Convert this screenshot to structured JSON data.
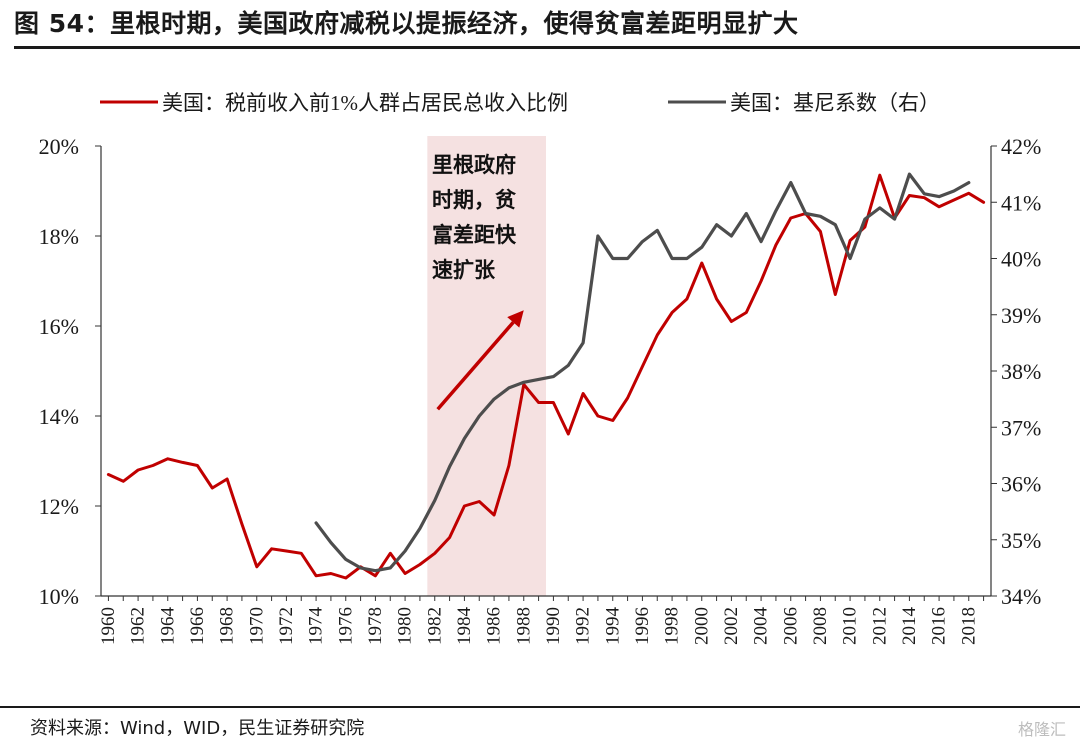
{
  "title": "图 54：里根时期，美国政府减税以提振经济，使得贫富差距明显扩大",
  "source": "资料来源：Wind，WID，民生证券研究院",
  "watermark": "格隆汇",
  "chart_data": {
    "type": "line",
    "title": "图 54：里根时期，美国政府减税以提振经济，使得贫富差距明显扩大",
    "xlabel": "",
    "ylabel_left": "",
    "ylabel_right": "",
    "xlim": [
      1959.5,
      2019.5
    ],
    "ylim_left": [
      10,
      20
    ],
    "ylim_right": [
      34,
      42
    ],
    "left_ticks": [
      "10%",
      "12%",
      "14%",
      "16%",
      "18%",
      "20%"
    ],
    "right_ticks": [
      "34%",
      "35%",
      "36%",
      "37%",
      "38%",
      "39%",
      "40%",
      "41%",
      "42%"
    ],
    "x_ticks": [
      "1960",
      "1962",
      "1964",
      "1966",
      "1968",
      "1970",
      "1972",
      "1974",
      "1976",
      "1978",
      "1980",
      "1982",
      "1984",
      "1986",
      "1988",
      "1990",
      "1992",
      "1994",
      "1996",
      "1998",
      "2000",
      "2002",
      "2004",
      "2006",
      "2008",
      "2010",
      "2012",
      "2014",
      "2016",
      "2018"
    ],
    "legend_position": "top",
    "colors": {
      "red": "#c00000",
      "gray": "#4d4d4d",
      "shade": "#f5e1e1"
    },
    "annotation": {
      "lines": [
        "里根政府",
        "时期，贫",
        "富差距快",
        "速扩张"
      ],
      "shade_range": [
        1981.5,
        1989.5
      ],
      "arrow_from": [
        1982.2,
        14.15
      ],
      "arrow_to": [
        1988.0,
        16.35
      ]
    },
    "series": [
      {
        "name": "美国：税前收入前1%人群占居民总收入比例",
        "axis": "left",
        "color": "#c00000",
        "x": [
          1960,
          1961,
          1962,
          1963,
          1964,
          1965,
          1966,
          1967,
          1968,
          1969,
          1970,
          1971,
          1972,
          1973,
          1974,
          1975,
          1976,
          1977,
          1978,
          1979,
          1980,
          1981,
          1982,
          1983,
          1984,
          1985,
          1986,
          1987,
          1988,
          1989,
          1990,
          1991,
          1992,
          1993,
          1994,
          1995,
          1996,
          1997,
          1998,
          1999,
          2000,
          2001,
          2002,
          2003,
          2004,
          2005,
          2006,
          2007,
          2008,
          2009,
          2010,
          2011,
          2012,
          2013,
          2014,
          2015,
          2016,
          2017,
          2018,
          2019
        ],
        "values": [
          12.7,
          12.55,
          12.8,
          12.9,
          13.05,
          12.97,
          12.9,
          12.4,
          12.6,
          11.6,
          10.65,
          11.05,
          11.0,
          10.95,
          10.45,
          10.5,
          10.4,
          10.65,
          10.45,
          10.95,
          10.5,
          10.7,
          10.95,
          11.3,
          12.0,
          12.1,
          11.8,
          12.9,
          14.7,
          14.3,
          14.3,
          13.6,
          14.5,
          14.0,
          13.9,
          14.4,
          15.1,
          15.8,
          16.3,
          16.6,
          17.4,
          16.6,
          16.1,
          16.3,
          17.0,
          17.8,
          18.4,
          18.5,
          18.1,
          16.7,
          17.9,
          18.2,
          19.35,
          18.4,
          18.9,
          18.85,
          18.65,
          18.8,
          18.95,
          18.75
        ]
      },
      {
        "name": "美国：基尼系数（右）",
        "axis": "right",
        "color": "#4d4d4d",
        "x": [
          1974,
          1975,
          1976,
          1977,
          1978,
          1979,
          1980,
          1981,
          1982,
          1983,
          1984,
          1985,
          1986,
          1987,
          1988,
          1989,
          1990,
          1991,
          1992,
          1993,
          1994,
          1995,
          1996,
          1997,
          1998,
          1999,
          2000,
          2001,
          2002,
          2003,
          2004,
          2005,
          2006,
          2007,
          2008,
          2009,
          2010,
          2011,
          2012,
          2013,
          2014,
          2015,
          2016,
          2017,
          2018
        ],
        "values": [
          35.3,
          34.95,
          34.65,
          34.5,
          34.45,
          34.5,
          34.8,
          35.2,
          35.7,
          36.3,
          36.8,
          37.2,
          37.5,
          37.7,
          37.8,
          37.85,
          37.9,
          38.1,
          38.5,
          40.4,
          40.0,
          40.0,
          40.3,
          40.5,
          40.0,
          40.0,
          40.2,
          40.6,
          40.4,
          40.8,
          40.3,
          40.85,
          41.35,
          40.8,
          40.75,
          40.6,
          40.0,
          40.7,
          40.9,
          40.7,
          41.5,
          41.15,
          41.1,
          41.2,
          41.35
        ]
      }
    ]
  }
}
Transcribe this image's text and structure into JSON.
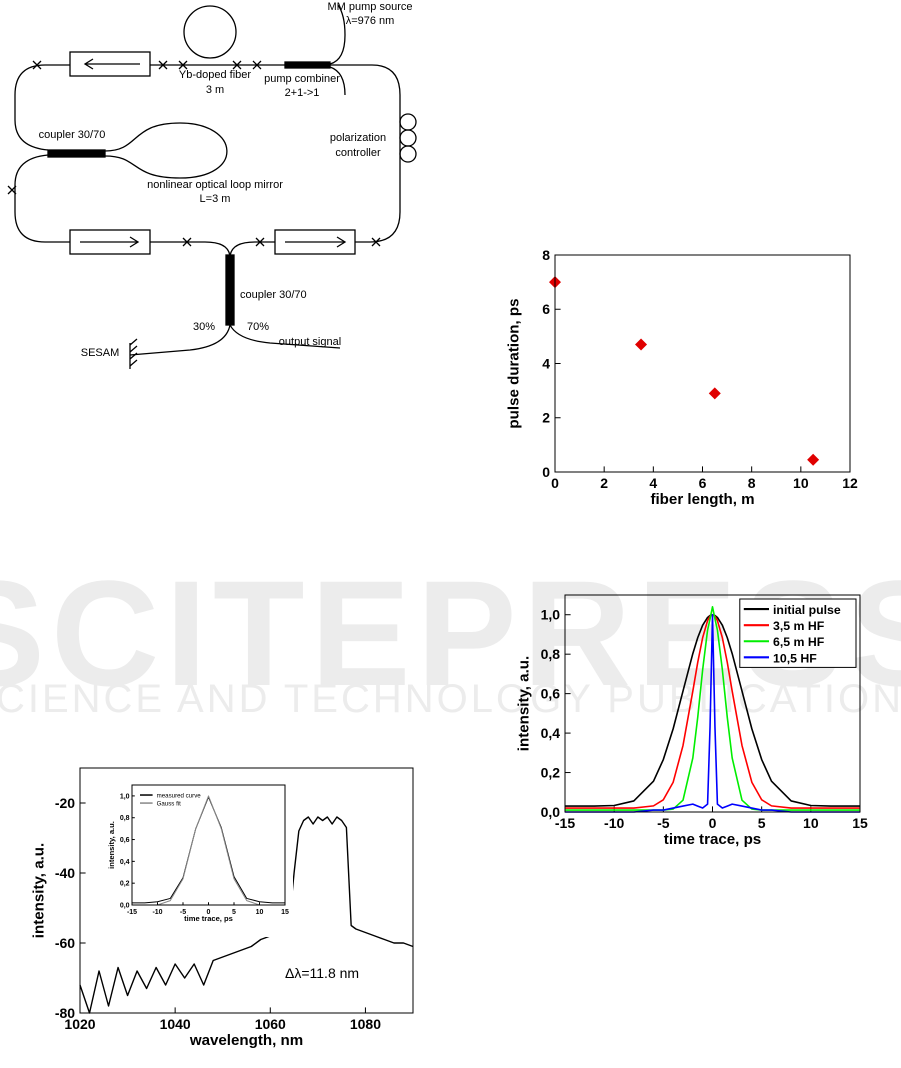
{
  "diagram": {
    "labels": [
      "MM pump source",
      "λ=976 nm",
      "Yb-doped fiber",
      "3 m",
      "pump combiner",
      "2+1->1",
      "polarization",
      "controller",
      "coupler 30/70",
      "nonlinear optical loop mirror",
      "L=3 m",
      "coupler 30/70",
      "30%",
      "70%",
      "SESAM",
      "output signal"
    ]
  },
  "watermark": {
    "title": "SCITEPRESS",
    "subtitle": "SCIENCE AND TECHNOLOGY PUBLICATIONS"
  },
  "chart_data": [
    {
      "type": "scatter",
      "x_label": "fiber length, m",
      "y_label": "pulse duration, ps",
      "x": [
        0,
        3.5,
        6.5,
        10.5
      ],
      "values": [
        7,
        4.7,
        2.9,
        0.45
      ],
      "color": "#e00000",
      "xlim": [
        0,
        12
      ],
      "xticks": [
        0,
        2,
        4,
        6,
        8,
        10,
        12
      ],
      "ylim": [
        0,
        8
      ],
      "yticks": [
        0,
        2,
        4,
        6,
        8
      ]
    },
    {
      "type": "line",
      "x_label": "time trace, ps",
      "y_label": "intensity, a.u.",
      "x": [
        -15,
        -12,
        -10,
        -8,
        -6,
        -5,
        -4,
        -3,
        -2,
        -1.5,
        -1,
        -0.5,
        -0.25,
        0,
        0.25,
        0.5,
        1,
        1.5,
        2,
        3,
        4,
        5,
        6,
        8,
        10,
        12,
        15
      ],
      "series": [
        {
          "name": "initial pulse",
          "color": "#000000",
          "values": [
            0.03,
            0.03,
            0.033,
            0.056,
            0.156,
            0.266,
            0.422,
            0.613,
            0.803,
            0.884,
            0.947,
            0.986,
            0.996,
            1.0,
            0.996,
            0.986,
            0.947,
            0.884,
            0.803,
            0.613,
            0.422,
            0.266,
            0.156,
            0.056,
            0.033,
            0.03,
            0.03
          ]
        },
        {
          "name": "3,5 m HF",
          "color": "#ff0000",
          "values": [
            0.02,
            0.02,
            0.02,
            0.02,
            0.031,
            0.062,
            0.151,
            0.337,
            0.613,
            0.759,
            0.884,
            0.97,
            0.992,
            1.0,
            0.992,
            0.97,
            0.884,
            0.759,
            0.613,
            0.337,
            0.151,
            0.062,
            0.031,
            0.02,
            0.02,
            0.02,
            0.02
          ]
        },
        {
          "name": "6,5 m HF",
          "color": "#00ee00",
          "values": [
            0.01,
            0.01,
            0.01,
            0.01,
            0.01,
            0.01,
            0.015,
            0.06,
            0.274,
            0.481,
            0.722,
            0.922,
            0.979,
            1.04,
            0.979,
            0.922,
            0.722,
            0.481,
            0.274,
            0.06,
            0.015,
            0.01,
            0.01,
            0.01,
            0.01,
            0.01,
            0.01
          ]
        },
        {
          "name": "10,5 HF",
          "color": "#0000ff",
          "values": [
            0,
            0,
            0,
            0,
            0.01,
            0.01,
            0.02,
            0.03,
            0.04,
            0.03,
            0.02,
            0.04,
            0.43,
            1.0,
            0.43,
            0.04,
            0.02,
            0.03,
            0.04,
            0.03,
            0.02,
            0.01,
            0.01,
            0,
            0,
            0,
            0
          ]
        }
      ],
      "xlim": [
        -15,
        15
      ],
      "xticks": [
        -15,
        -10,
        -5,
        0,
        5,
        10,
        15
      ],
      "ylim": [
        0,
        1.1
      ],
      "yticks": [
        {
          "value": 0,
          "label": "0,0"
        },
        {
          "value": 0.2,
          "label": "0,2"
        },
        {
          "value": 0.4,
          "label": "0,4"
        },
        {
          "value": 0.6,
          "label": "0,6"
        },
        {
          "value": 0.8,
          "label": "0,8"
        },
        {
          "value": 1.0,
          "label": "1,0"
        }
      ],
      "legend": "upper right"
    },
    {
      "type": "line",
      "x_label": "wavelength, nm",
      "y_label": "intensity, a.u.",
      "annotation": "Δλ=11.8 nm",
      "x": [
        1020,
        1022,
        1024,
        1026,
        1028,
        1030,
        1032,
        1034,
        1036,
        1038,
        1040,
        1042,
        1044,
        1046,
        1048,
        1050,
        1052,
        1054,
        1056,
        1058,
        1060,
        1062,
        1064,
        1065,
        1066,
        1067,
        1068,
        1069,
        1070,
        1071,
        1072,
        1073,
        1074,
        1075,
        1076,
        1077,
        1078,
        1080,
        1082,
        1084,
        1086,
        1088,
        1090
      ],
      "values": [
        -72,
        -80,
        -68,
        -78,
        -67,
        -75,
        -68,
        -73,
        -67,
        -72,
        -66,
        -70,
        -66,
        -72,
        -65,
        -64,
        -63,
        -62,
        -61,
        -59,
        -58,
        -57,
        -54,
        -40,
        -28,
        -25,
        -24,
        -26,
        -24,
        -25,
        -24,
        -26,
        -24,
        -25,
        -27,
        -55,
        -56,
        -57,
        -58,
        -59,
        -60,
        -60,
        -61
      ],
      "color": "#000000",
      "xlim": [
        1020,
        1090
      ],
      "xticks": [
        1020,
        1040,
        1060,
        1080
      ],
      "ylim": [
        -80,
        -10
      ],
      "yticks": [
        -80,
        -60,
        -40,
        -20
      ]
    },
    {
      "type": "line",
      "x_label": "time trace, ps",
      "y_label": "intensity, a.u.",
      "x": [
        -15,
        -12.5,
        -10,
        -7.5,
        -5,
        -2.5,
        0,
        2.5,
        5,
        7.5,
        10,
        12.5,
        15
      ],
      "series": [
        {
          "name": "measured curve",
          "color": "#000000",
          "values": [
            0.02,
            0.02,
            0.03,
            0.06,
            0.25,
            0.7,
            0.99,
            0.71,
            0.26,
            0.06,
            0.03,
            0.02,
            0.02
          ]
        },
        {
          "name": "Gauss fit",
          "color": "#888888",
          "values": [
            0,
            0,
            0,
            0.04,
            0.24,
            0.7,
            1.0,
            0.7,
            0.24,
            0.04,
            0,
            0,
            0
          ]
        }
      ],
      "xlim": [
        -15,
        15
      ],
      "xticks": [
        -15,
        -10,
        -5,
        0,
        5,
        10,
        15
      ],
      "ylim": [
        0,
        1.1
      ],
      "yticks": [
        {
          "value": 0,
          "label": "0,0"
        },
        {
          "value": 0.2,
          "label": "0,2"
        },
        {
          "value": 0.4,
          "label": "0,4"
        },
        {
          "value": 0.6,
          "label": "0,6"
        },
        {
          "value": 0.8,
          "label": "0,8"
        },
        {
          "value": 1.0,
          "label": "1,0"
        }
      ],
      "legend": "upper left"
    }
  ]
}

******************************

● **Task to complete**
Considering only the records above, state the number of lines that include the word "使得贫富差距明显扩大", with nothing added.

● **Result of this exercise**
2